* Selected text
————

Compared with previous studies [25, 29], both the TSK-J17 and TSK-J11 scores showed a stronger positive association with PCS, with a Pearson correlation coefficient above 0.6 for the PCS total and domain scores. There were also moderate associations with pain NRS in the affected area (0.380–0.401). The results were similar in TSK-J17 and TSK-J11. The obtained result of higher correlations with PCS, compared to NRSs may reflect that an individual’s psychological perception toward pain, rather than degree of pain itself, may contribute to the development of a fear avoidance belief. For known-group validity, as hypothesized, relevance was exhibited between the TSK-J score and the variables that might affect the scores, including the presence of depressive mood, presence of somatic symptom(s), and duration of the treatment period. It should be noted that these results do not necessarily imply a causal relationship between fear avoidance belief and the variables.

————

* Data extracts
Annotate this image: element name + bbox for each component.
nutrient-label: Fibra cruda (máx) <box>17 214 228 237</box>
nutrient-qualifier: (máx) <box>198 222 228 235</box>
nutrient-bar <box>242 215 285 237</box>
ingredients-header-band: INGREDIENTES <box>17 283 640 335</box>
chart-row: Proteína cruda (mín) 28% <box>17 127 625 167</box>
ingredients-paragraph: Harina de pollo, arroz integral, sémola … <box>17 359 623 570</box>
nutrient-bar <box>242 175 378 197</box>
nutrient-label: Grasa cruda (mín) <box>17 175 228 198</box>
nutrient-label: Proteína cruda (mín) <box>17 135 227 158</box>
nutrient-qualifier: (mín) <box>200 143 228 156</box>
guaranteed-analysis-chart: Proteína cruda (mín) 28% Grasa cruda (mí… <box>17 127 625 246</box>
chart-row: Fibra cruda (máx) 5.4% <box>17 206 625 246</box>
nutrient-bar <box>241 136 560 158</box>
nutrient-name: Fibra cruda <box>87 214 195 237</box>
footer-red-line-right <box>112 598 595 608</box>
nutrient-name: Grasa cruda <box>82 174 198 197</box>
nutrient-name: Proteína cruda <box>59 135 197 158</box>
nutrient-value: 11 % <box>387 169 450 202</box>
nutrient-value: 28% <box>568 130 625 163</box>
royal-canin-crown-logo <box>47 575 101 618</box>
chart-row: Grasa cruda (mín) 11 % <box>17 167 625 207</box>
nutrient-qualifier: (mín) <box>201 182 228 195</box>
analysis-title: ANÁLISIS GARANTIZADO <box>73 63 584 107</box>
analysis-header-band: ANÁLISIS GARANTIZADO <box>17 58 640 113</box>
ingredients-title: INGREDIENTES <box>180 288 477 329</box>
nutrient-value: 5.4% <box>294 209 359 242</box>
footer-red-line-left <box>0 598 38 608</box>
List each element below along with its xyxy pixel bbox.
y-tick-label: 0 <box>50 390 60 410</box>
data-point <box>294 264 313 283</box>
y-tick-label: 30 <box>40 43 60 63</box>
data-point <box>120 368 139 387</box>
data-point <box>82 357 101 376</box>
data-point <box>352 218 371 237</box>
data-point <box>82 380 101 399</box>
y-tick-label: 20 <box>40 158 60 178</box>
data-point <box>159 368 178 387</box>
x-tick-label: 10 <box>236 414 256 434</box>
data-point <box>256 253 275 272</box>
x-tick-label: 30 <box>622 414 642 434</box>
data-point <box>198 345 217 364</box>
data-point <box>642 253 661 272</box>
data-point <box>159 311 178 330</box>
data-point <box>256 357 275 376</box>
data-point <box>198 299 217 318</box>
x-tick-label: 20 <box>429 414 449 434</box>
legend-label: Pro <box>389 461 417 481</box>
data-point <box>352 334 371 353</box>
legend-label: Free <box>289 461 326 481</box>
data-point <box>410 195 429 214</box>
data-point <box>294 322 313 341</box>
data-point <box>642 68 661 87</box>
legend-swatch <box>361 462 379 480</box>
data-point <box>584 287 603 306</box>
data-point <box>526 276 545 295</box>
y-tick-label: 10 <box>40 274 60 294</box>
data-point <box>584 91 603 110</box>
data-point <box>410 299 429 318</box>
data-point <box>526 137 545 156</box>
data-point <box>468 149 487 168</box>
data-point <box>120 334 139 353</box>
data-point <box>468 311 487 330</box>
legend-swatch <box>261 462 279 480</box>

————

* Problems to work on
1. Answer these from the TSK-J passage:
(a) Above what Pearson correlation coefficient were the associations with the PCS total and domain scores?
(b) What range is given for the moderate associations with pain NRS in the affected area?
(c) Which three variables showed relevance to the TSK-J score for known-group validity?
2. Please continue the TSK-J passage from its last sentence.
The records are separate material and are not part of the TSK-J passage.

* Results of the tasks
1.
(a) 0.6
(b) 0.380–0.401
(c) The presence of depressive mood, the presence of somatic symptom(s), and the duration of the treatment period

2.
Fear avoidance behavior was reported to be an important risk factor for chronicity of pain and subsequent disability. In recent guidelines for the management of non-specific acute LBP, continuing normal daily activities is recommended and bed rest is discouraged [30]. To help reduce pain-related fear, it is important not to focus on imaging findings that could lead to the development of fear avoidance behavior in patients, but to instruct them that pain is a common condition and is self-manageable, along with gradual exposure to activities. For this reason, detecting patient fear avoidance beliefs and encouraging them to change their beliefs and behaviors is of vital importance in the management of musculoskeletal pain, to achieve a better outcome. The TSK-J enables clinicians to detect a patient’s fear avoidance beliefs, and helps to establish an effective management program to prevent chronic pain on an individual basis. In this study, the results of concurrent validity and known-group validity were similar for the TSK-J17 and TSK-J11; however, Cronbach’s alpha coefficient was higher for the TSK-J11. This result may partly support the sufficiency of using the TSK-J11, in place of the TSK-J17. Moreover, due to its fewer number of questions, the TSK-J11 is more convenient for use in clinical settings, enabling shorter response times and a lower psychological burden on the patients.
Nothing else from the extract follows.